--- start Supplied information ---
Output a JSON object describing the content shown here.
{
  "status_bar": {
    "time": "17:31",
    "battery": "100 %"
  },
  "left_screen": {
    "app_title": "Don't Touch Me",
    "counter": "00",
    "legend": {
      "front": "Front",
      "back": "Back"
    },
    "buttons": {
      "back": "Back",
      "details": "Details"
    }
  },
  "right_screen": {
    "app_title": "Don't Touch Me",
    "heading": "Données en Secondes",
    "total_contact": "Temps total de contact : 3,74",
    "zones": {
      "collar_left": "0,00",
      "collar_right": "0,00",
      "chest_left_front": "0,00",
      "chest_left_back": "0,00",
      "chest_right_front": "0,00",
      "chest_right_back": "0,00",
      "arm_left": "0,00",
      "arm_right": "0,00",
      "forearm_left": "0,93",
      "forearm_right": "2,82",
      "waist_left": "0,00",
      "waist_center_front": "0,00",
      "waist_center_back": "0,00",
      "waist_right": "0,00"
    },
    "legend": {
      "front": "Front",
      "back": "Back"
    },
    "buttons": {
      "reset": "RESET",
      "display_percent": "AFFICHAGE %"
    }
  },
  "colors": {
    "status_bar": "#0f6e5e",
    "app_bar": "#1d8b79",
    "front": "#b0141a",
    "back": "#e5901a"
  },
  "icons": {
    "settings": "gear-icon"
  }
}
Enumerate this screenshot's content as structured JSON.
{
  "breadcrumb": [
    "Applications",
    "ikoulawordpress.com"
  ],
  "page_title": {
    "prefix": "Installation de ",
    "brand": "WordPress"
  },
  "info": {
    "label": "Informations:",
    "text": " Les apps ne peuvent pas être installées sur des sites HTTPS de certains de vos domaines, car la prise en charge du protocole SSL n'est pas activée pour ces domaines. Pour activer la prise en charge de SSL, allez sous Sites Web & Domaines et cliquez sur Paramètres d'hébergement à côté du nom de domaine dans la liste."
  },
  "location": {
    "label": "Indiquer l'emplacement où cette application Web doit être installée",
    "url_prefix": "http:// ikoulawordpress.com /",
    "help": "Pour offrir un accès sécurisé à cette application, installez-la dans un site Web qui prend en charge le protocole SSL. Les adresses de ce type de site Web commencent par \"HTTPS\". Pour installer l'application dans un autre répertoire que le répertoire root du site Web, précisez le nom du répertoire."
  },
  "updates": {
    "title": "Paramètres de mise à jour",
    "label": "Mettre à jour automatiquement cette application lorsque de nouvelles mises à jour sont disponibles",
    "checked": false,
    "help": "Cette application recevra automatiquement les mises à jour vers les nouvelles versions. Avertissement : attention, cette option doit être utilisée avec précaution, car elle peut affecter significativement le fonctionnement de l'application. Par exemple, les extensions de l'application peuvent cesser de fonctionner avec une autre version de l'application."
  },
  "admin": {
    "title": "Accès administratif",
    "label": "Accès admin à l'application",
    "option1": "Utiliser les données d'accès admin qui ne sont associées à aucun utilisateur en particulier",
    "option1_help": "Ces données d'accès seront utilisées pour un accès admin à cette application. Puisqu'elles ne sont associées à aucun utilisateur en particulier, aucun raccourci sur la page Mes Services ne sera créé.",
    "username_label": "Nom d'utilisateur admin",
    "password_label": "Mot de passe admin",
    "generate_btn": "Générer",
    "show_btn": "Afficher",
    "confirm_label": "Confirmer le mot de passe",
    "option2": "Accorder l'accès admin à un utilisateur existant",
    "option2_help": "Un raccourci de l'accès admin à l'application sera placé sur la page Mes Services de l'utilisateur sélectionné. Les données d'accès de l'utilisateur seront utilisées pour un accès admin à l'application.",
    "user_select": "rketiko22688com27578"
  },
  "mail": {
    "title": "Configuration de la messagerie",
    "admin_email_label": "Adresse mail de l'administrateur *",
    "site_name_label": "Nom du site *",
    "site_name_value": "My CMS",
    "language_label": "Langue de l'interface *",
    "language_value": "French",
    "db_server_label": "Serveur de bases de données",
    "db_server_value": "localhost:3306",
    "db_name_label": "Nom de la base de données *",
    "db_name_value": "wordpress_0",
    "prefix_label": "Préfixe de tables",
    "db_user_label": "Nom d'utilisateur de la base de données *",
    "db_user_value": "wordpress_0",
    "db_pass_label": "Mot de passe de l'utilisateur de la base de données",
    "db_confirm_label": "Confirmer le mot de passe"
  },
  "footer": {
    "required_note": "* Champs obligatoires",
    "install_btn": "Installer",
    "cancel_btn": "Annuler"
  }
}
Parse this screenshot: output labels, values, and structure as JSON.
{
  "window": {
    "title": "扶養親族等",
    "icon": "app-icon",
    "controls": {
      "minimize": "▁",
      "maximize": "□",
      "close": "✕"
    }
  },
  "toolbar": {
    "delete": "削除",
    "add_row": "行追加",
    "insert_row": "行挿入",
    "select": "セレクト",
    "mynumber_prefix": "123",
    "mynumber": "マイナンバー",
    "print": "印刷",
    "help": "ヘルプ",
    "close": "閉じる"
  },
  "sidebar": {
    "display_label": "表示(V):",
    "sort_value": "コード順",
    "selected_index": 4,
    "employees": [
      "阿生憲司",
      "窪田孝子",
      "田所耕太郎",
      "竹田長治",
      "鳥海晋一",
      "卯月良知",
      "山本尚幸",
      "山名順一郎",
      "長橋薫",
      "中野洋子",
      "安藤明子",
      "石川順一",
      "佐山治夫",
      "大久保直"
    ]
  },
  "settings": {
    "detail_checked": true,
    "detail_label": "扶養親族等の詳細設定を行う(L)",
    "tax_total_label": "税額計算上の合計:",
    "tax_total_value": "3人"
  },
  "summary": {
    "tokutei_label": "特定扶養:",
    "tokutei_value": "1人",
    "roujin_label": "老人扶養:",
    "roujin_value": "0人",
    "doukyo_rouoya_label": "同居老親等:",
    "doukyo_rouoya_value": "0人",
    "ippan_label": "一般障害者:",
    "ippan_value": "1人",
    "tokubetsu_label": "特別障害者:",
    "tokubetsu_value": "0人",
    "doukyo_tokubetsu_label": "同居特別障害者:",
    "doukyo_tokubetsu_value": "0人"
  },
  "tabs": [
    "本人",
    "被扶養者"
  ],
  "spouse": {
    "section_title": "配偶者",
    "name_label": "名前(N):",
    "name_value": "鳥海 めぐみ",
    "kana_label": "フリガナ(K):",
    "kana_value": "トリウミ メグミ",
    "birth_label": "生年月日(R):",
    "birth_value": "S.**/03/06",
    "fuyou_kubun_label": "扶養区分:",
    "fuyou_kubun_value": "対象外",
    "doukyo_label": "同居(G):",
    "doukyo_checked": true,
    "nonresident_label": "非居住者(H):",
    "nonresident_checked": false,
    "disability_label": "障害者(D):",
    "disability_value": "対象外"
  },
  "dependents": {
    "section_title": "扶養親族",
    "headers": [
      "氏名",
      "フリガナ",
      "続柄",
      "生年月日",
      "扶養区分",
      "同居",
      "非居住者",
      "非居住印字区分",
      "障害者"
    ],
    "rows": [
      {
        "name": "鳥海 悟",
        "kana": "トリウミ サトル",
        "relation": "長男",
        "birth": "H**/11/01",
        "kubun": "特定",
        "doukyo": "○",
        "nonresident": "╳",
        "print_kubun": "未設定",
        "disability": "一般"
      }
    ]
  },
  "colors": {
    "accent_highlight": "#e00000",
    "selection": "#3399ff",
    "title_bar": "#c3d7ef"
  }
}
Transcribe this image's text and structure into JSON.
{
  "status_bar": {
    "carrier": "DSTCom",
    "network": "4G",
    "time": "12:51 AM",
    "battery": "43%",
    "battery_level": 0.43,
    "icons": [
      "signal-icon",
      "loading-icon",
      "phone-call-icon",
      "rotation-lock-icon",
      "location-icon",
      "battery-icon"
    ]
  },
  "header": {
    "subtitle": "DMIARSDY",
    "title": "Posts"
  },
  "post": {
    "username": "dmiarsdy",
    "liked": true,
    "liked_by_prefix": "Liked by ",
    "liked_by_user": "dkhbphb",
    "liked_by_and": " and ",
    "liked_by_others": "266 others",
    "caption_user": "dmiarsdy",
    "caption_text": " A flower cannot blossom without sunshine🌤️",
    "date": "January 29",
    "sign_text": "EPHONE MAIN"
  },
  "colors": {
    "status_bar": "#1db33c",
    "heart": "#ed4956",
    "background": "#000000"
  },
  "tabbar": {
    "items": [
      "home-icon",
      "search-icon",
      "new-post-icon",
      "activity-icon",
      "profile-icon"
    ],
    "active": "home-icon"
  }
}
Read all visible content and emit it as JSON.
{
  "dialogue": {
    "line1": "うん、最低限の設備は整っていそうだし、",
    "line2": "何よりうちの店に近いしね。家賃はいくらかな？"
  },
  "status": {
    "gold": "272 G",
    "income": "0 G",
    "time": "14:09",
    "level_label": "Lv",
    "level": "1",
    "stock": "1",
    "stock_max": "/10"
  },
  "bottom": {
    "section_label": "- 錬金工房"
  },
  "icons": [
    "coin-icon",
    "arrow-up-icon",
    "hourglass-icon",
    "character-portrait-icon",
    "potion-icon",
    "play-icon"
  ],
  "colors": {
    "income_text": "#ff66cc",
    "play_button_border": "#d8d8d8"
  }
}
--- end Supplied information ---
* Set problem
Show each line holding the word "content".

* Final result
Output a JSON object describing the content shown here.
Enumerate this screenshot's content as structured JSON.
Read all visible content and emit it as JSON.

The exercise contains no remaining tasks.